Stored entries:
★ ★ ★

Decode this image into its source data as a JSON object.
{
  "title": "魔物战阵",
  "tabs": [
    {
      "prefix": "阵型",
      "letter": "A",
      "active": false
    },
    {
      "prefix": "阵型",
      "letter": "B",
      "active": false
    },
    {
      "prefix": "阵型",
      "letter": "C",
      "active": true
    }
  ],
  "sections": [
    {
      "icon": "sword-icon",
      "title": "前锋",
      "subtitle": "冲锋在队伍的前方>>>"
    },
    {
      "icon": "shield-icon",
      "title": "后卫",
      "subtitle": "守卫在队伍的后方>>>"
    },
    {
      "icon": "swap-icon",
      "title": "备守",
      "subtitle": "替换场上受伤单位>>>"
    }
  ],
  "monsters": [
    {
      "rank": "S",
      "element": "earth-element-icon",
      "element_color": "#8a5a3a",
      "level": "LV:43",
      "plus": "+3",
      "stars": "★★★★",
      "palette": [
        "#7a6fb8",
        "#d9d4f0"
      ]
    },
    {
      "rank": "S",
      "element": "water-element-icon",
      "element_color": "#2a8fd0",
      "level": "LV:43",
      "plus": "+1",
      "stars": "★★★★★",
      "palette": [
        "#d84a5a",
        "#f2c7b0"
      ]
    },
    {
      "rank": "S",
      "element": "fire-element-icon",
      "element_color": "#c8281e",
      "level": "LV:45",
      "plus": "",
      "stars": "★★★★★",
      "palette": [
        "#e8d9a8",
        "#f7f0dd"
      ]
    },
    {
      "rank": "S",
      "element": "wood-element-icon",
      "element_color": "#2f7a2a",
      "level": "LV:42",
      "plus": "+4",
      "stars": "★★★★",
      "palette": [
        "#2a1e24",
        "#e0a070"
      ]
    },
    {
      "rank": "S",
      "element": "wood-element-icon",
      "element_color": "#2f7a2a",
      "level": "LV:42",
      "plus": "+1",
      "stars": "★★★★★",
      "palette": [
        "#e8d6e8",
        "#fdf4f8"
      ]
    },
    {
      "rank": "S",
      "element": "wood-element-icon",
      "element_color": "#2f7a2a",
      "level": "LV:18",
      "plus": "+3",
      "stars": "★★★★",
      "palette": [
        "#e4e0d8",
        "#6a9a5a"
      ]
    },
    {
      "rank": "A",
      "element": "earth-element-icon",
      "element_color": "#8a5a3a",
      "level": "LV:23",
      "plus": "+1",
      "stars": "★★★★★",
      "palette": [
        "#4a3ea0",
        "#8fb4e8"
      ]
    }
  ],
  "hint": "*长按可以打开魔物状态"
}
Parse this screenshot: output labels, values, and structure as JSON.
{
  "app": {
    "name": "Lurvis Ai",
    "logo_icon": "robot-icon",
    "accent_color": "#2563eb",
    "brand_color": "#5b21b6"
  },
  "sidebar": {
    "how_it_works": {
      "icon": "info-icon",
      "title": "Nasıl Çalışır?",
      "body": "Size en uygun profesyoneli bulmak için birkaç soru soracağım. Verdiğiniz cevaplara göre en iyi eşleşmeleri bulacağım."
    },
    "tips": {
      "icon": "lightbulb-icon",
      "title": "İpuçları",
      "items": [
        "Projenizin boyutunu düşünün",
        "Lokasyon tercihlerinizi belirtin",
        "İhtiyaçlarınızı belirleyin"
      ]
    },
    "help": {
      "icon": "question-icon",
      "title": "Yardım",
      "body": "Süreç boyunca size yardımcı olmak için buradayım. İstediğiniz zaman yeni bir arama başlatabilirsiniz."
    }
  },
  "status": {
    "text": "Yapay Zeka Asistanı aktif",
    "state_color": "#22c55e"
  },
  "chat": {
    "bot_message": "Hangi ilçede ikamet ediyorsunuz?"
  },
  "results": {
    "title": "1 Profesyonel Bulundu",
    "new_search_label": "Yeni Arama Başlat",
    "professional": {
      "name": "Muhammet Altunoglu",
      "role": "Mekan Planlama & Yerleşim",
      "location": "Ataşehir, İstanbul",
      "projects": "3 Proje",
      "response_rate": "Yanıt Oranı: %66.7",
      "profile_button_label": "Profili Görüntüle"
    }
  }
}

★ ★ ★

**What the exercise asks:**
Using the listing above, say how many of its lines contain the string "level", giving nothing but the figure.

**Answer to the task:**
7